**Source passage**
——

Reem Khokhar, 41, an independent journalist based in Delhi, met her husband through common friends when she was at university, and they dated for two years before they got married 14 years ago.

“What is important is that most people look for common backgrounds so that the families get along well and adjustment is easier. In that sense arranged marriages are not the villains they are made out to be, unless consent and choice is taken away by families, when it becomes problematic,” Khokhar said.

“Many urban families have shifted to matrimonial websites or don’t mind their children finding someone from a similar background through dating apps. They also get to know each other before committing. Of course there are no guarantees in either arranged or love marriages. It all depends on luck, compromise and working at your relationship over time.”

Still, one reason for the practice’s enduring appeal is its success: backers point out that worldwide the divorce rate for arranged marriages is 6.4 per cent. Only 1.1 per cent of marriages in India end in divorce, compared with slightly more than 45 per cent in the US, according to some statistics.

A man in New Delhi visits a matrimonial website in search of a prospective bride. Photo: AFP

‘Like a business negotiation’

Critics say there are other, less palatable reasons for arranged marriages’ continuing popularity.

Inter-caste and inter-religion marriages remain taboo in many communities and can cause rifts and even honour killings.

Most marriages are still arranged based on religion, caste, astrological birth charts, and social standing.

Newspapers still carry matrimonial advertisements asking for “homely, cultured, fair, domesticated brides”.

Though the custom of dowry was banned in 1961, it goes on in other ways such as a bride’s family gifting a home or a car to the groom.

Some young women say they feel commodified.

“If you are single over the age of 30 in India, you are made to feel inadequate … [but] arranged marriage is highly transactional, and feels like a business negotiation with set terms and conditions, especially for girls,” said Reshmi Sharma, 33, a media professional in Mumbai, who is single.

——

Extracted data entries
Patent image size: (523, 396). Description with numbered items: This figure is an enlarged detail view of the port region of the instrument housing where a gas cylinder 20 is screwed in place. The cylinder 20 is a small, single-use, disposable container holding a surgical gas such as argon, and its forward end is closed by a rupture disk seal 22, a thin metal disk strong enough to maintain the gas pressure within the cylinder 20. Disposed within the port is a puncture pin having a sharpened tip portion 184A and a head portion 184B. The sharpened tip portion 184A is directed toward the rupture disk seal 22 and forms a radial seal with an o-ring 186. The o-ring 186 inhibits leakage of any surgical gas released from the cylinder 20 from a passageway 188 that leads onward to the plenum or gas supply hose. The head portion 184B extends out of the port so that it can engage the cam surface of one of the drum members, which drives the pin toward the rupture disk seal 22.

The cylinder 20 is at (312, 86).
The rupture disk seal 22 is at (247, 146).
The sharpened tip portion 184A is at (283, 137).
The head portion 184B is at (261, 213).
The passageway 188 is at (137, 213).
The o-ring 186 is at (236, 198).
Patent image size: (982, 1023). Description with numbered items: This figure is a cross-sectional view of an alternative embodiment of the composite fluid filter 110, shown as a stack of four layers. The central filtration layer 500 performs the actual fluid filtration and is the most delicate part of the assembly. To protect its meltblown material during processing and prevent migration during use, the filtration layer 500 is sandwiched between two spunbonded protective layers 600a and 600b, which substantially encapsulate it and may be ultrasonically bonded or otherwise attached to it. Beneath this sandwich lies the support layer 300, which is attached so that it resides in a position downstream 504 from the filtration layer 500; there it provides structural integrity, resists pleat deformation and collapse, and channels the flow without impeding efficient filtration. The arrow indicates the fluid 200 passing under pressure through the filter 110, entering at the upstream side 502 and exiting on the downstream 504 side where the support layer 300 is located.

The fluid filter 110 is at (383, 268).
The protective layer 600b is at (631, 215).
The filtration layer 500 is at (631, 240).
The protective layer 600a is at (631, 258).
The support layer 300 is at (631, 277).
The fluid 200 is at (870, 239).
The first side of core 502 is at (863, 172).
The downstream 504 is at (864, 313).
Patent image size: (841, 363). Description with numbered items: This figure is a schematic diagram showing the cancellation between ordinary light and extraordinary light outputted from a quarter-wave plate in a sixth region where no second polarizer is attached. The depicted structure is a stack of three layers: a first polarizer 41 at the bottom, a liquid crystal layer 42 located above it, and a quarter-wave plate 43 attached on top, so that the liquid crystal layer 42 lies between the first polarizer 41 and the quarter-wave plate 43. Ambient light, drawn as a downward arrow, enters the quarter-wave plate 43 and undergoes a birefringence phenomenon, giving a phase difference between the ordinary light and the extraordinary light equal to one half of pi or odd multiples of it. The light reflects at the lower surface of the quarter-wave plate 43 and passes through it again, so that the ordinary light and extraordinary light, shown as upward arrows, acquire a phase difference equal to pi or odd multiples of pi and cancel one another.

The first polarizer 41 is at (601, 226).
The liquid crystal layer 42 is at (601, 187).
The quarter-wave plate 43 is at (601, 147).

——

**Problem set**
A. For each statement, answer yes or no on whether it agrees with the passage on arranged marriages in India, and quote the words of the passage that decide it: (i) the custom of dowry was banned in 1961; (ii) Reem Khokhar met her husband through a matrimonial website; (iii) Reshmi Sharma is married.
B. Write the next part of the passage on arranged marriages in India, picking up after its final sentence.
The records are separate material, apart from the text.

**Answers to each task**
A.
(i) Yes: "Though the custom of dowry was banned in 1961"
(ii) No: "met her husband through common friends when she was at university"
(iii) No: "who is single"

B.
She is on dating apps but finds the men there are looking only for casual relationships and are not serious about commitment.

A scene from the Netflix hit Indian Matchmaking. Backers point out arranged marriages have a high success rate. Phot: Netflix

“The bottom line is that the whole conversation around marriage in India and some parts of Asia is toxic, as compared to the West, where my single friends are not made to feel this way by society or their parents,” she said.

And while the practice may be modernising in urban areas, much of rural India remains wedded to a more traditional version. Brides are expected to adapt to the needs and culture of their husband’s family and it is not uncommon for young people to feel forced into matches.

“Consent and agency in arranging a marriage are important, otherwise it will lead to domestic violence and abuse,” said Sharmila Agarwal (not her real name), 35, who lives in Nagpur, India.

She was forced into an arranged marriage when she was 21, by parents who feared they were “growing old”.

Said Agarwal: “I lived in an abusive marriage, serving my in-laws and my husband for many years until I had the courage to break away and live alone. I managed to find a job and was helped by friends. I was lucky.”